Prior to the Special Meeting, Vitesse delivered a definitive proxy statement (the “Proxy Statement”) to its stockholders describing the Special Meeting, the Proposals, the arrangement between Vitesse and Lucero and related information. The Proxy Statement was filed with the U.S. Securities and Exchange Commission (the “SEC”) on January 31, 2025.
As disclosed in the Proxy Statement, as of the close of business on January 24, 2025, the record date for the Special Meeting, there were 30,395,464 shares of Vitesse common stock outstanding and entitled to vote. There were 20,984,923 shares of Vitesse common stock present in person or represented by proxy at the Special Meeting, which constituted a quorum to conduct business at the Special Meeting.
At the Special Meeting, each of the Proposals was approved by the requisite vote of Vitesse stockholders. The Stock Issuance Proposal was approved by the affirmative vote of the holders of a majority of the votes cast at the Special Meeting by the holders of shares entitled to vote on such matter, voting as a single class. The Adjournment Proposal was approved by the affirmative vote of holders of a majority of the voting power of Vitesse’s common stock issued and outstanding and entitled to vote at the Special Meeting, present in person or represented by proxy.
The table below presents the final voting results on each of the Proposals, which are more fully described in the Proxy Statement. The number of shares voted for or against, as well as abstentions and broker non-votes, if applicable, with respect to each Proposal presented at the Special Meeting was as follows:
Proposal | Votes For | Votes Against | Abstentions | Broker Non-Votes | ||||
Stock Issuance Proposal | 20,823,833 | 67,988 | 93,102 | — | ||||
Adjournment Proposal | 20,372,281 | 500,631 | 112,011 | — |
Completion of the arrangement between Vitesse and Lucero remains subject to the satisfaction of additional conditions, including the required approval of Lucero shareholders, as discussed further in the Proxy Statement.

◆ **Listed records**:
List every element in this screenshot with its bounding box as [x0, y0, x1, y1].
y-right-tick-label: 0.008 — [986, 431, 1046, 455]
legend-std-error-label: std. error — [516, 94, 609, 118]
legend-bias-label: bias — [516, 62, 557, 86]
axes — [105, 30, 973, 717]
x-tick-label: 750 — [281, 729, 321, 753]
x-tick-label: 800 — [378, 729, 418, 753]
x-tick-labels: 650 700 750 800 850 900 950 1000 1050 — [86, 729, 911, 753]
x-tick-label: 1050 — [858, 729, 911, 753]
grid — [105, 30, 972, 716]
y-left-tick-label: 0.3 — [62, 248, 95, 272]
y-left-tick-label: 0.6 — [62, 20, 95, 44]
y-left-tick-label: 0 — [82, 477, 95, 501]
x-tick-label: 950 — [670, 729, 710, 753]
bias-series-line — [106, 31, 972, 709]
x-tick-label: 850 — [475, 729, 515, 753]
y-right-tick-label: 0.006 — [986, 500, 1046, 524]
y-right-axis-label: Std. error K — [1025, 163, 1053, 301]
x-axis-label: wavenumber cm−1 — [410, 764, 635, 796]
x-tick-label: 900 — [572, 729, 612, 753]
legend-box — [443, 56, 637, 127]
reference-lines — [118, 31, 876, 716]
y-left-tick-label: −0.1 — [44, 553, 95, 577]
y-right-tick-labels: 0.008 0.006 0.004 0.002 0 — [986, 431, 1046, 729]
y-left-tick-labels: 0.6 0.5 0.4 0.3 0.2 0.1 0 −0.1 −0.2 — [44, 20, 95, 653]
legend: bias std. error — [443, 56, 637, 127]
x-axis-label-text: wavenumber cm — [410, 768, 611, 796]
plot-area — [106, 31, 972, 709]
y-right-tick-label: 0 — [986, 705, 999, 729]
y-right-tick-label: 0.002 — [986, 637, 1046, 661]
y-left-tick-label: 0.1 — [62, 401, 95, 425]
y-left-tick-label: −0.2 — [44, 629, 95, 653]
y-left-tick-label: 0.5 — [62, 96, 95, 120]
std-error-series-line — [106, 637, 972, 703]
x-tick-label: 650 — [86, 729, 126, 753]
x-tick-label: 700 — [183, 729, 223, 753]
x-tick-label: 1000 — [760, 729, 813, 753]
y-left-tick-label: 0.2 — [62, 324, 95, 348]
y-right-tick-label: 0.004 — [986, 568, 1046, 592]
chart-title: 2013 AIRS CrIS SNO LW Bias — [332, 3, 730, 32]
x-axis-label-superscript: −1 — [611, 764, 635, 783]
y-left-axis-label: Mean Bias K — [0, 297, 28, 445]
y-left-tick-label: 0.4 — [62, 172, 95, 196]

◆ **Prompt**: Write the next part of the text on the Vitesse special meeting vote, starting after its final sentence.

◆ **Response**:
Forward Looking Statements
Certain statements in this report are forward-looking statements within the meaning of the Private Securities Litigation Reform Act of 1995. Examples of forward-looking statements include statements concerning the proposed arrangement between Vitesse and Lucero. Forward-looking statements involve significant risks and uncertainties that could cause actual results to differ materially from those anticipated, including, but not limited to, the possibility that shareholders of Lucero may not approve the transaction; the risk that a condition to closing of the transaction may not be satisfied; that either party may terminate the Arrangement Agreement or that the closing of the arrangement might be delayed or not occur at all. All forward-looking statements speak only as of the date they are made and are based on information and assumptions believed to be valid at that time. Vitesse assumes no obligation to update forward-looking statements to reflect circumstances or events that occur after the date the forward-looking statements were made or to reflect the occurrence of unanticipated events except as required by applicable securities laws. As forward-looking statements involve significant risks and uncertainties, caution should be exercised against placing undue reliance on such statements.
Signature
Pursuant to the requirements of the Securities Exchange Act of 1934, the registrant has duly caused this report to be signed on its behalf by the undersigned hereunto duly authorized.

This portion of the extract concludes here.